- Request: Each line containing the word "JSON" must be collected.

- Stored rows:
((
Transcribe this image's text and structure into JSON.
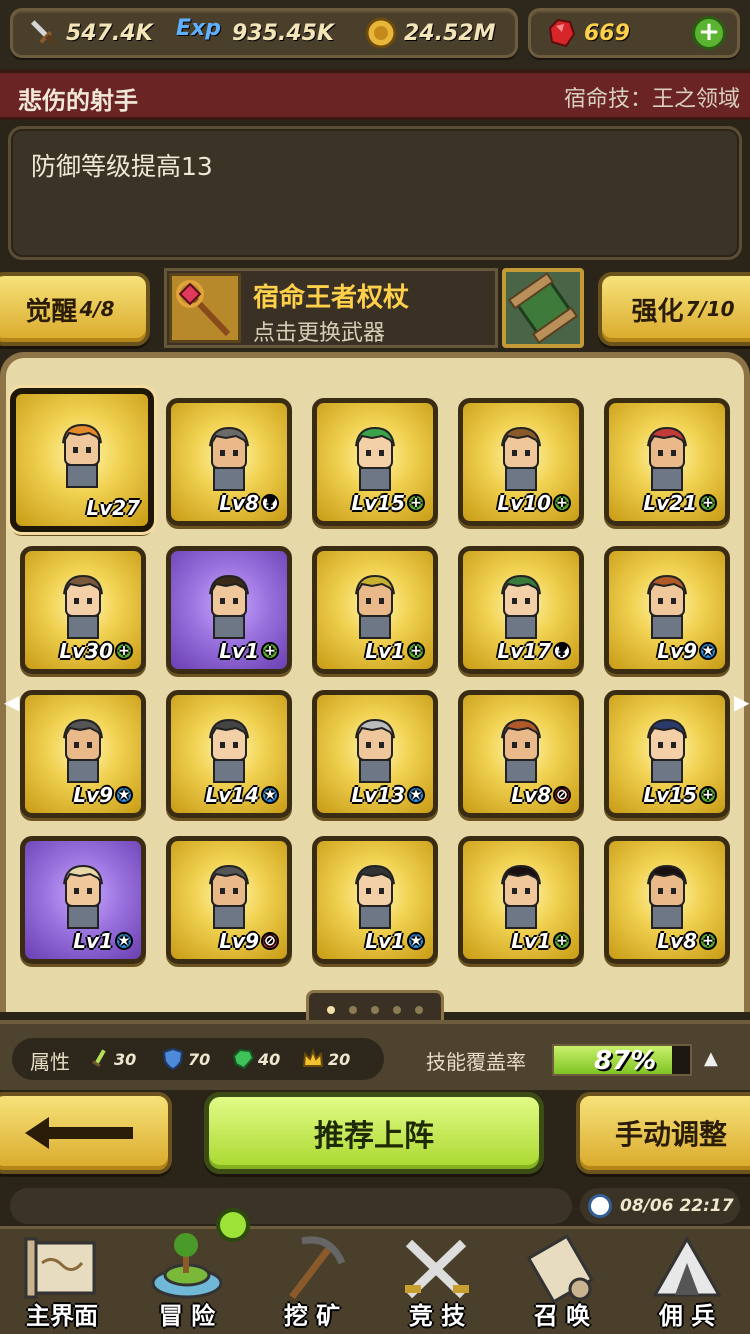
{
  "resources": {
    "attack": "547.4K",
    "exp": "935.45K",
    "gold": "24.52M",
    "gems": "669",
    "exp_icon_text": "Exp"
  },
  "title": {
    "hero_name": "悲伤的射手",
    "destiny_skill": "宿命技：王之领域"
  },
  "description": "防御等级提高13",
  "weapon": {
    "awaken_label": "觉醒",
    "awaken_value": "4/8",
    "name": "宿命王者权杖",
    "hint": "点击更换武器",
    "enhance_label": "强化",
    "enhance_value": "7/10"
  },
  "heroes": [
    {
      "lv": "Lv27",
      "status": "",
      "frame": "gold",
      "selected": true
    },
    {
      "lv": "Lv8",
      "status": "?",
      "frame": "gold"
    },
    {
      "lv": "Lv15",
      "status": "+",
      "frame": "gold"
    },
    {
      "lv": "Lv10",
      "status": "+",
      "frame": "gold"
    },
    {
      "lv": "Lv21",
      "status": "+",
      "frame": "gold"
    },
    {
      "lv": "Lv30",
      "status": "+",
      "frame": "gold"
    },
    {
      "lv": "Lv1",
      "status": "+",
      "frame": "purple"
    },
    {
      "lv": "Lv1",
      "status": "+",
      "frame": "gold"
    },
    {
      "lv": "Lv17",
      "status": "?",
      "frame": "gold"
    },
    {
      "lv": "Lv9",
      "status": "★",
      "frame": "gold"
    },
    {
      "lv": "Lv9",
      "status": "★",
      "frame": "gold"
    },
    {
      "lv": "Lv14",
      "status": "★",
      "frame": "gold"
    },
    {
      "lv": "Lv13",
      "status": "★",
      "frame": "gold"
    },
    {
      "lv": "Lv8",
      "status": "⊘",
      "frame": "gold"
    },
    {
      "lv": "Lv15",
      "status": "+",
      "frame": "gold"
    },
    {
      "lv": "Lv1",
      "status": "★",
      "frame": "purple"
    },
    {
      "lv": "Lv9",
      "status": "⊘",
      "frame": "gold"
    },
    {
      "lv": "Lv1",
      "status": "★",
      "frame": "gold"
    },
    {
      "lv": "Lv1",
      "status": "+",
      "frame": "gold"
    },
    {
      "lv": "Lv8",
      "status": "+",
      "frame": "gold"
    }
  ],
  "attributes": {
    "label": "属性",
    "sword": "30",
    "shield": "70",
    "gem": "40",
    "crown": "20"
  },
  "coverage": {
    "label": "技能覆盖率",
    "value": "87%",
    "fraction": 0.87
  },
  "actions": {
    "recommend": "推荐上阵",
    "manual": "手动调整"
  },
  "time": "08/06 22:17",
  "nav": [
    {
      "label": "主界面",
      "icon": "map-scroll-icon"
    },
    {
      "label": "冒 险",
      "icon": "island-icon"
    },
    {
      "label": "挖 矿",
      "icon": "pickaxe-icon"
    },
    {
      "label": "竞 技",
      "icon": "crossed-swords-icon"
    },
    {
      "label": "召 唤",
      "icon": "scroll-icon"
    },
    {
      "label": "佣 兵",
      "icon": "tent-icon"
    }
  ],
  "colors": {
    "title_bar": "#6b2424",
    "accent_gold": "#ffd04a",
    "recommend_green": "#a9d82f"
  }
}
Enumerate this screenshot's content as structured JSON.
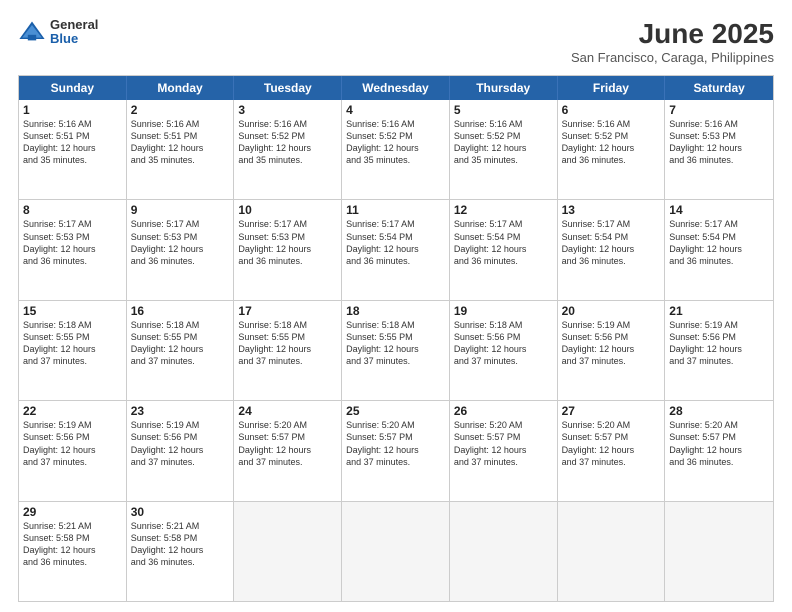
))
- Result of the exercise:
Transcribe this image's text and structure into JSON.
Enumerate this screenshot's content as structured JSON.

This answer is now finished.